EXERCISE GOAL:
In your copy, repeat the records exactly and leave out the pictures.

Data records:

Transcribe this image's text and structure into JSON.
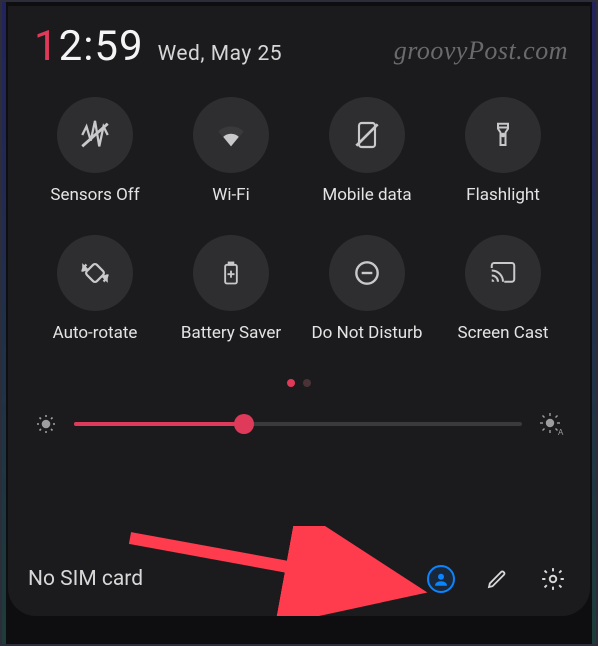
{
  "status": {
    "hour_first": "1",
    "time_rest": "2:59",
    "date": "Wed, May 25"
  },
  "watermark": "groovyPost.com",
  "tiles": [
    {
      "label": "Sensors Off"
    },
    {
      "label": "Wi-Fi"
    },
    {
      "label": "Mobile data"
    },
    {
      "label": "Flashlight"
    },
    {
      "label": "Auto-rotate"
    },
    {
      "label": "Battery Saver"
    },
    {
      "label": "Do Not Disturb"
    },
    {
      "label": "Screen Cast"
    }
  ],
  "pager": {
    "current": 1,
    "total": 2
  },
  "brightness": {
    "percent": 38
  },
  "footer": {
    "sim": "No SIM card"
  },
  "accent": "#e03a5a"
}
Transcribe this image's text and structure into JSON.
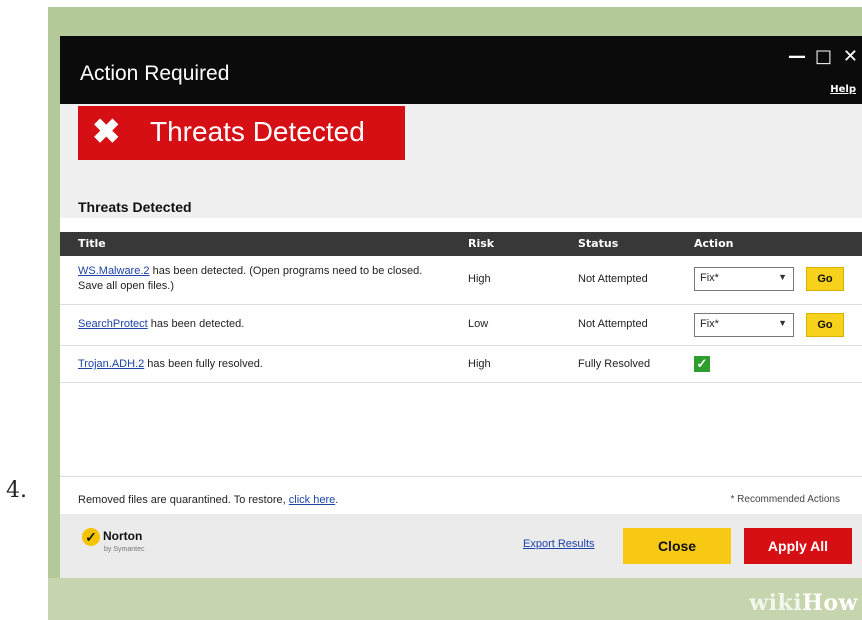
{
  "step_number": "4.",
  "watermark": {
    "wiki": "wiki",
    "how": "How"
  },
  "window": {
    "title": "Action Required",
    "controls": {
      "minimize": "—",
      "maximize": "□",
      "close": "✕"
    },
    "help_link": "Help"
  },
  "banner": {
    "icon": "x-icon",
    "text": "Threats Detected",
    "color": "#d50f14"
  },
  "section_title": "Threats Detected",
  "table": {
    "headers": {
      "title": "Title",
      "risk": "Risk",
      "status": "Status",
      "action": "Action"
    },
    "rows": [
      {
        "threat_name": "WS.Malware.2",
        "message": "has been detected. (Open programs need to be closed. Save all open files.)",
        "risk": "High",
        "status": "Not Attempted",
        "action_select": "Fix*",
        "go_label": "Go"
      },
      {
        "threat_name": "SearchProtect",
        "message": "has been detected.",
        "risk": "Low",
        "status": "Not Attempted",
        "action_select": "Fix*",
        "go_label": "Go"
      },
      {
        "threat_name": "Trojan.ADH.2",
        "message": "has been fully resolved.",
        "risk": "High",
        "status": "Fully Resolved",
        "resolved_icon": "check-icon"
      }
    ]
  },
  "footer": {
    "quarantine_text": "Removed files are quarantined. To restore,",
    "restore_link": "click here",
    "quarantine_suffix": ".",
    "recommended_note": "* Recommended Actions"
  },
  "actions": {
    "brand": "Norton",
    "brand_sub": "by Symantec",
    "export_link": "Export Results",
    "close_label": "Close",
    "apply_all_label": "Apply All"
  },
  "colors": {
    "accent_red": "#d50f14",
    "accent_yellow": "#f7c914",
    "titlebar": "#0b0b0b"
  }
}
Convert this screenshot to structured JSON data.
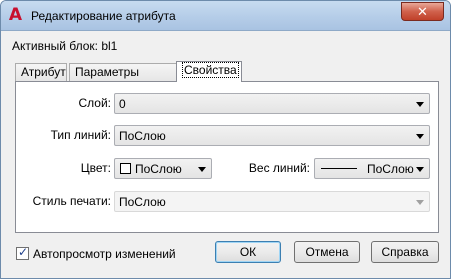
{
  "window": {
    "title": "Редактирование атрибута",
    "app_icon": "autocad-icon",
    "close_glyph": "✕"
  },
  "active_block": "Активный блок: bl1",
  "tabs": [
    {
      "label": "Атрибут",
      "active": false
    },
    {
      "label": "Параметры текста",
      "active": false
    },
    {
      "label": "Свойства",
      "active": true
    }
  ],
  "properties": {
    "layer": {
      "label": "Слой:",
      "value": "0"
    },
    "linetype": {
      "label": "Тип линий:",
      "value": "ПоСлою"
    },
    "color": {
      "label": "Цвет:",
      "value": "ПоСлою"
    },
    "lineweight": {
      "label": "Вес линий:",
      "value": "ПоСлою"
    },
    "plot_style": {
      "label": "Стиль печати:",
      "value": "ПоСлою",
      "disabled": true
    }
  },
  "autopreview": {
    "label": "Автопросмотр изменений",
    "checked": true
  },
  "buttons": {
    "ok": "ОК",
    "cancel": "Отмена",
    "help": "Справка"
  }
}
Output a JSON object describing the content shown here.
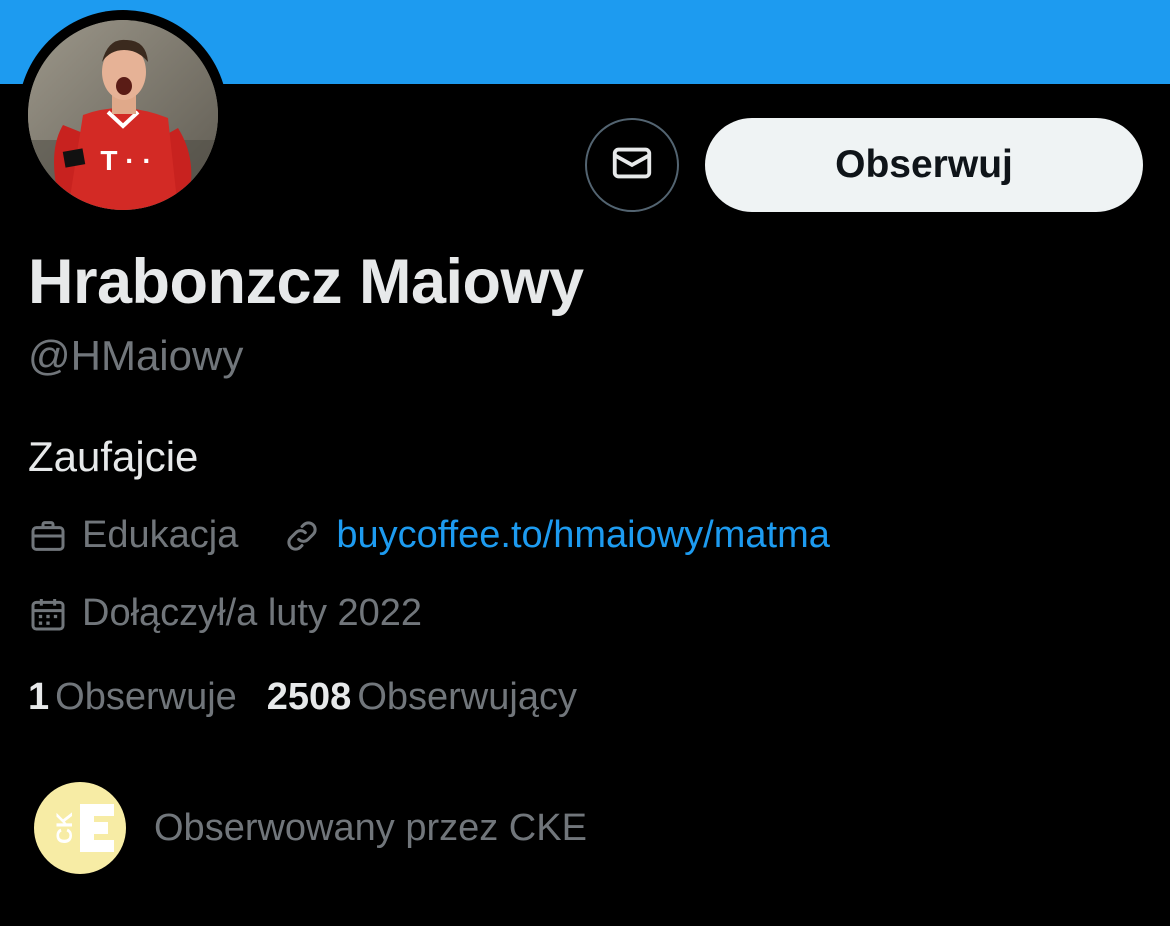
{
  "colors": {
    "banner": "#1d9bf0",
    "background": "#000000",
    "primary_text": "#e7e9ea",
    "secondary_text": "#71767b",
    "link": "#1d9bf0",
    "follow_button_bg": "#eff3f4",
    "follow_button_text": "#0f1419",
    "cke_logo_bg": "#f7eca5"
  },
  "header": {
    "banner_icon": "blue-banner",
    "avatar_icon": "profile-photo-footballer"
  },
  "actions": {
    "message_icon": "mail-envelope-icon",
    "follow_label": "Obserwuj"
  },
  "profile": {
    "display_name": "Hrabonzcz Maiowy",
    "handle": "@HMaiowy",
    "bio": "Zaufajcie",
    "category": "Edukacja",
    "category_icon": "briefcase-icon",
    "link": "buycoffee.to/hmaiowy/matma",
    "link_icon": "link-icon",
    "joined": "Dołączył/a luty 2022",
    "joined_icon": "calendar-icon"
  },
  "stats": {
    "following_count": "1",
    "following_label": "Obserwuje",
    "followers_count": "2508",
    "followers_label": "Obserwujący"
  },
  "followed_by": {
    "logo_text": "CKE",
    "text": "Obserwowany przez CKE"
  }
}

THE OUTPUT:
Transcribe this image's text and structure into JSON.
{
  "status": {
    "hour_first": "1",
    "time_rest": "2:59",
    "date": "Wed, May 25"
  },
  "watermark": "groovyPost.com",
  "tiles": [
    {
      "label": "Sensors Off"
    },
    {
      "label": "Wi-Fi"
    },
    {
      "label": "Mobile data"
    },
    {
      "label": "Flashlight"
    },
    {
      "label": "Auto-rotate"
    },
    {
      "label": "Battery Saver"
    },
    {
      "label": "Do Not Disturb"
    },
    {
      "label": "Screen Cast"
    }
  ],
  "pager": {
    "current": 1,
    "total": 2
  },
  "brightness": {
    "percent": 38
  },
  "footer": {
    "sim": "No SIM card"
  },
  "accent": "#e03a5a"
}
Transcribe this image's text and structure into JSON.
{
  "step_number": "4.",
  "watermark": {
    "wiki": "wiki",
    "how": "How"
  },
  "window": {
    "title": "Action Required",
    "controls": {
      "minimize": "—",
      "maximize": "□",
      "close": "✕"
    },
    "help_link": "Help"
  },
  "banner": {
    "icon": "x-icon",
    "text": "Threats Detected",
    "color": "#d50f14"
  },
  "section_title": "Threats Detected",
  "table": {
    "headers": {
      "title": "Title",
      "risk": "Risk",
      "status": "Status",
      "action": "Action"
    },
    "rows": [
      {
        "threat_name": "WS.Malware.2",
        "message": "has been detected. (Open programs need to be closed. Save all open files.)",
        "risk": "High",
        "status": "Not Attempted",
        "action_select": "Fix*",
        "go_label": "Go"
      },
      {
        "threat_name": "SearchProtect",
        "message": "has been detected.",
        "risk": "Low",
        "status": "Not Attempted",
        "action_select": "Fix*",
        "go_label": "Go"
      },
      {
        "threat_name": "Trojan.ADH.2",
        "message": "has been fully resolved.",
        "risk": "High",
        "status": "Fully Resolved",
        "resolved_icon": "check-icon"
      }
    ]
  },
  "footer": {
    "quarantine_text": "Removed files are quarantined. To restore,",
    "restore_link": "click here",
    "quarantine_suffix": ".",
    "recommended_note": "* Recommended Actions"
  },
  "actions": {
    "brand": "Norton",
    "brand_sub": "by Symantec",
    "export_link": "Export Results",
    "close_label": "Close",
    "apply_all_label": "Apply All"
  },
  "colors": {
    "accent_red": "#d50f14",
    "accent_yellow": "#f7c914",
    "titlebar": "#0b0b0b"
  }
}
Convert this screenshot to structured JSON data.
{
  "window": {
    "title": "Редактирование атрибута",
    "app_icon": "autocad-icon",
    "close_glyph": "✕"
  },
  "active_block": "Активный блок: bl1",
  "tabs": [
    {
      "label": "Атрибут",
      "active": false
    },
    {
      "label": "Параметры текста",
      "active": false
    },
    {
      "label": "Свойства",
      "active": true
    }
  ],
  "properties": {
    "layer": {
      "label": "Слой:",
      "value": "0"
    },
    "linetype": {
      "label": "Тип линий:",
      "value": "ПоСлою"
    },
    "color": {
      "label": "Цвет:",
      "value": "ПоСлою"
    },
    "lineweight": {
      "label": "Вес линий:",
      "value": "ПоСлою"
    },
    "plot_style": {
      "label": "Стиль печати:",
      "value": "ПоСлою",
      "disabled": true
    }
  },
  "autopreview": {
    "label": "Автопросмотр изменений",
    "checked": true
  },
  "buttons": {
    "ok": "ОК",
    "cancel": "Отмена",
    "help": "Справка"
  }
}
Output a JSON object describing the content shown here.
{
  "colors": {
    "banner": "#1d9bf0",
    "background": "#000000",
    "primary_text": "#e7e9ea",
    "secondary_text": "#71767b",
    "link": "#1d9bf0",
    "follow_button_bg": "#eff3f4",
    "follow_button_text": "#0f1419",
    "cke_logo_bg": "#f7eca5"
  },
  "header": {
    "banner_icon": "blue-banner",
    "avatar_icon": "profile-photo-footballer"
  },
  "actions": {
    "message_icon": "mail-envelope-icon",
    "follow_label": "Obserwuj"
  },
  "profile": {
    "display_name": "Hrabonzcz Maiowy",
    "handle": "@HMaiowy",
    "bio": "Zaufajcie",
    "category": "Edukacja",
    "category_icon": "briefcase-icon",
    "link": "buycoffee.to/hmaiowy/matma",
    "link_icon": "link-icon",
    "joined": "Dołączył/a luty 2022",
    "joined_icon": "calendar-icon"
  },
  "stats": {
    "following_count": "1",
    "following_label": "Obserwuje",
    "followers_count": "2508",
    "followers_label": "Obserwujący"
  },
  "followed_by": {
    "logo_text": "CKE",
    "text": "Obserwowany przez CKE"
  }
}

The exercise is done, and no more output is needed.